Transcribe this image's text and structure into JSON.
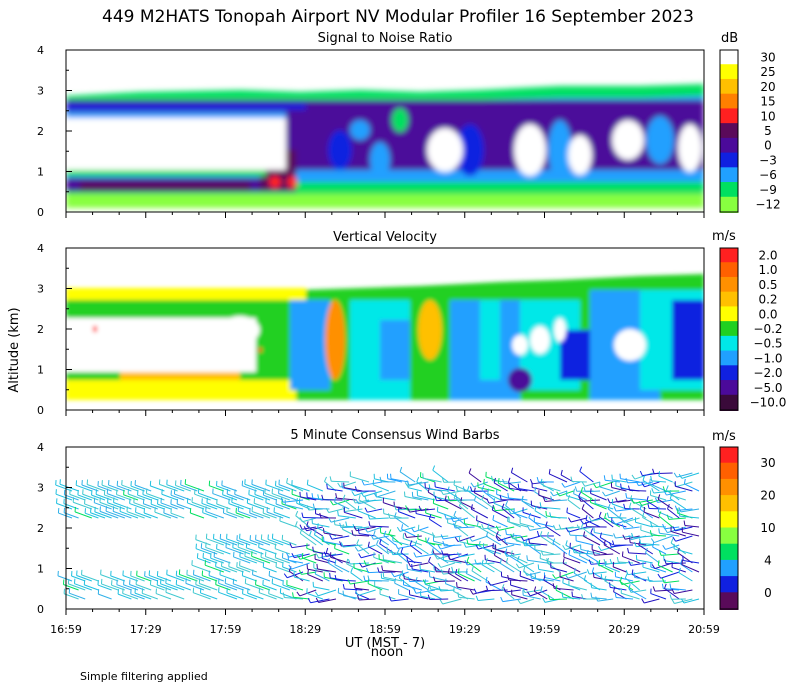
{
  "title": "449 M2HATS Tonopah Airport NV Modular Profiler 16 September 2023",
  "ylabel": "Altitude (km)",
  "xlabel": "UT  (MST - 7)",
  "noon_label": "noon",
  "footnote": "Simple filtering applied",
  "x_ticks": [
    "16:59",
    "17:29",
    "17:59",
    "18:29",
    "18:59",
    "19:29",
    "19:59",
    "20:29",
    "20:59"
  ],
  "y_ticks": [
    "0",
    "1",
    "2",
    "3",
    "4"
  ],
  "chart_data": [
    {
      "type": "heatmap",
      "title": "Signal to Noise Ratio",
      "unit": "dB",
      "ylim": [
        0,
        4
      ],
      "colorbar": {
        "ticks": [
          "30",
          "25",
          "20",
          "15",
          "10",
          "5",
          "0",
          "−3",
          "−6",
          "−9",
          "−12"
        ],
        "colors": [
          "#ffffff",
          "#ffff00",
          "#ffc000",
          "#ff8000",
          "#ff2020",
          "#5a0a5a",
          "#4b0a9a",
          "#1020e0",
          "#20a0ff",
          "#00e060",
          "#88ff40"
        ]
      }
    },
    {
      "type": "heatmap",
      "title": "Vertical Velocity",
      "unit": "m/s",
      "ylim": [
        0,
        4
      ],
      "colorbar": {
        "ticks": [
          "2.0",
          "1.0",
          "0.5",
          "0.2",
          "0.0",
          "−0.2",
          "−0.5",
          "−1.0",
          "−2.0",
          "−5.0",
          "−10.0"
        ],
        "colors": [
          "#ff2020",
          "#ff6000",
          "#ff9000",
          "#ffc000",
          "#ffff00",
          "#20d020",
          "#00e8e8",
          "#20a0ff",
          "#1020e0",
          "#4b0a9a",
          "#3a0a3a"
        ]
      }
    },
    {
      "type": "scatter",
      "title": "5 Minute Consensus Wind Barbs",
      "unit": "m/s",
      "ylim": [
        0,
        4
      ],
      "colorbar": {
        "ticks": [
          "30",
          "20",
          "10",
          "4",
          "0"
        ],
        "colors": [
          "#ff2020",
          "#ff6000",
          "#ff9000",
          "#ffc000",
          "#ffff00",
          "#88ff40",
          "#00e060",
          "#20a0ff",
          "#1020e0",
          "#5a0a5a"
        ]
      }
    }
  ]
}
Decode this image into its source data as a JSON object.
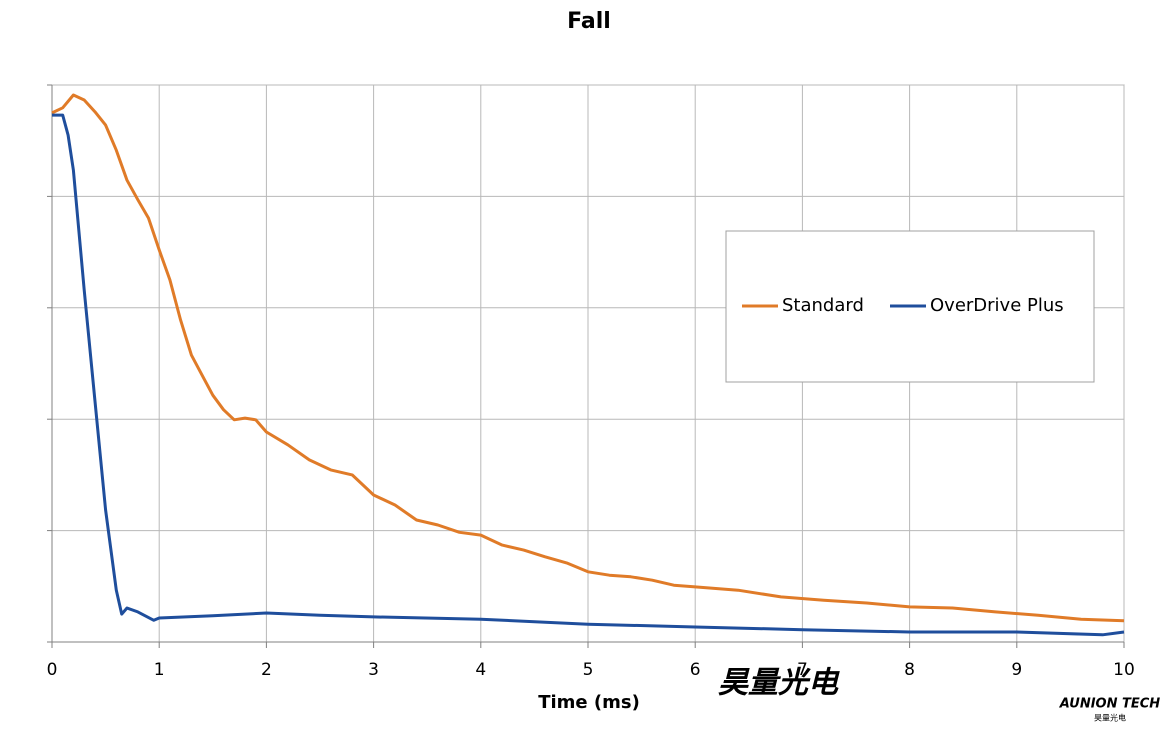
{
  "chart_data": {
    "type": "line",
    "title": "Fall",
    "x_label": "Time (ms)",
    "xlim": [
      0,
      10
    ],
    "xticks": [
      0,
      1,
      2,
      3,
      4,
      5,
      6,
      7,
      8,
      9,
      10
    ],
    "ylim": [
      0,
      100
    ],
    "ygrid": [
      0,
      20,
      40,
      60,
      80,
      100
    ],
    "grid": true,
    "legend": "right",
    "watermark": "AUNION TECH",
    "watermark_cn": "昊量光电",
    "series": [
      {
        "name": "Standard",
        "color": "#e07b28",
        "x": [
          0,
          0.1,
          0.2,
          0.3,
          0.4,
          0.5,
          0.6,
          0.7,
          0.8,
          0.9,
          1.0,
          1.1,
          1.2,
          1.3,
          1.4,
          1.5,
          1.6,
          1.7,
          1.8,
          1.9,
          2.0,
          2.2,
          2.4,
          2.6,
          2.8,
          3.0,
          3.2,
          3.4,
          3.6,
          3.8,
          4.0,
          4.2,
          4.4,
          4.6,
          4.8,
          5.0,
          5.2,
          5.4,
          5.6,
          5.8,
          6.0,
          6.4,
          6.8,
          7.2,
          7.6,
          8.0,
          8.4,
          8.8,
          9.2,
          9.6,
          10.0
        ],
        "values": [
          95.0,
          95.9,
          98.2,
          97.3,
          95.2,
          92.8,
          88.3,
          82.9,
          79.4,
          76.1,
          70.4,
          65.0,
          57.8,
          51.5,
          47.9,
          44.3,
          41.7,
          39.9,
          40.2,
          39.9,
          37.7,
          35.4,
          32.7,
          30.9,
          30.0,
          26.4,
          24.6,
          21.9,
          21.0,
          19.7,
          19.2,
          17.4,
          16.5,
          15.3,
          14.2,
          12.6,
          12.0,
          11.7,
          11.1,
          10.2,
          9.9,
          9.3,
          8.1,
          7.5,
          7.0,
          6.3,
          6.1,
          5.4,
          4.8,
          4.1,
          3.8
        ]
      },
      {
        "name": "OverDrive Plus",
        "color": "#1f4e9c",
        "x": [
          0,
          0.1,
          0.15,
          0.2,
          0.3,
          0.4,
          0.5,
          0.6,
          0.65,
          0.7,
          0.8,
          0.95,
          1.0,
          1.5,
          2.0,
          2.5,
          3.0,
          4.0,
          5.0,
          6.0,
          7.0,
          8.0,
          9.0,
          9.8,
          10.0
        ],
        "values": [
          94.6,
          94.6,
          91.0,
          84.7,
          63.2,
          43.4,
          23.7,
          9.3,
          5.0,
          6.1,
          5.4,
          3.9,
          4.3,
          4.7,
          5.2,
          4.8,
          4.5,
          4.1,
          3.2,
          2.7,
          2.2,
          1.8,
          1.8,
          1.3,
          1.8
        ]
      }
    ]
  }
}
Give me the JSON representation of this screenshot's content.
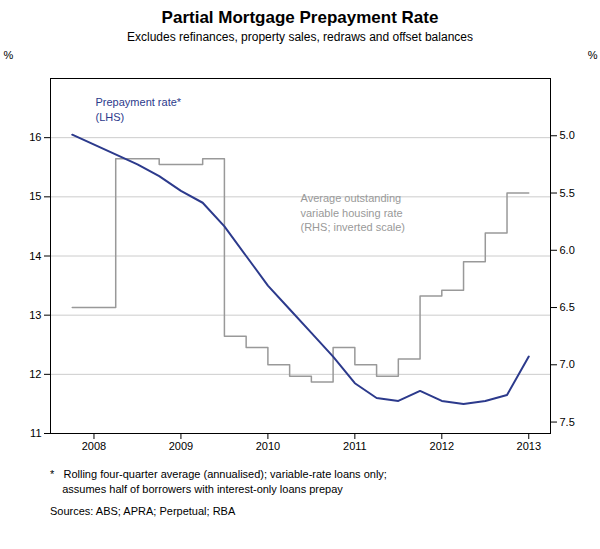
{
  "chart_data": {
    "type": "line",
    "title": "Partial Mortgage Prepayment Rate",
    "subtitle": "Excludes refinances, property sales, redraws and offset balances",
    "footnote": "*   Rolling four-quarter average (annualised); variable-rate loans only;\n    assumes half of borrowers with interest-only loans prepay",
    "source": "Sources: ABS; APRA; Perpetual; RBA",
    "ylabel": "%",
    "y2label": "%",
    "xlim": [
      2007.5,
      2013.25
    ],
    "xticks": [
      2008,
      2009,
      2010,
      2011,
      2012,
      2013
    ],
    "ylim": [
      11,
      17
    ],
    "yticks": [
      11,
      12,
      13,
      14,
      15,
      16
    ],
    "y2lim": [
      7.6,
      4.5
    ],
    "y2ticks": [
      {
        "value": 5,
        "label": "5.0"
      },
      5.5,
      {
        "value": 6,
        "label": "6.0"
      },
      6.5,
      {
        "value": 7,
        "label": "7.0"
      },
      7.5
    ],
    "grid": true,
    "series": [
      {
        "name": "Prepayment rate*\n(LHS)",
        "color": "#2c3a8c",
        "x": [
          2007.75,
          2008.5,
          2008.75,
          2009.0,
          2009.25,
          2009.5,
          2009.75,
          2010.0,
          2010.25,
          2010.5,
          2010.75,
          2011.0,
          2011.25,
          2011.5,
          2011.75,
          2012.0,
          2012.25,
          2012.5,
          2012.75,
          2013.0
        ],
        "values": [
          16.05,
          15.55,
          15.35,
          15.1,
          14.9,
          14.5,
          14.0,
          13.5,
          13.1,
          12.7,
          12.3,
          11.85,
          11.6,
          11.55,
          11.72,
          11.55,
          11.5,
          11.55,
          11.65,
          12.3
        ]
      },
      {
        "name": "Average outstanding\nvariable housing rate\n(RHS; inverted scale)",
        "color": "#999999",
        "axis": "y2",
        "x": [
          2007.75,
          2008.25,
          2008.25,
          2008.75,
          2008.75,
          2009.25,
          2009.25,
          2009.5,
          2009.5,
          2009.75,
          2009.75,
          2010.0,
          2010.0,
          2010.25,
          2010.25,
          2010.5,
          2010.5,
          2010.75,
          2010.75,
          2011.0,
          2011.0,
          2011.25,
          2011.25,
          2011.5,
          2011.5,
          2011.75,
          2011.75,
          2012.0,
          2012.0,
          2012.25,
          2012.25,
          2012.5,
          2012.5,
          2012.75,
          2012.75,
          2013.0
        ],
        "values": [
          6.5,
          6.5,
          5.2,
          5.2,
          5.25,
          5.25,
          5.2,
          5.2,
          6.75,
          6.75,
          6.85,
          6.85,
          7.0,
          7.0,
          7.1,
          7.1,
          7.15,
          7.15,
          6.85,
          6.85,
          7.0,
          7.0,
          7.1,
          7.1,
          6.95,
          6.95,
          6.4,
          6.4,
          6.35,
          6.35,
          6.1,
          6.1,
          5.85,
          5.85,
          5.5,
          5.5
        ]
      }
    ]
  }
}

# # # #

● **Problem details**:
Select the lines in this material that hold the word "Prepayment", leaving none out.

● **Problem solution**:
    "title": "Partial Mortgage Prepayment Rate",
        "name": "Prepayment rate*\n(LHS)",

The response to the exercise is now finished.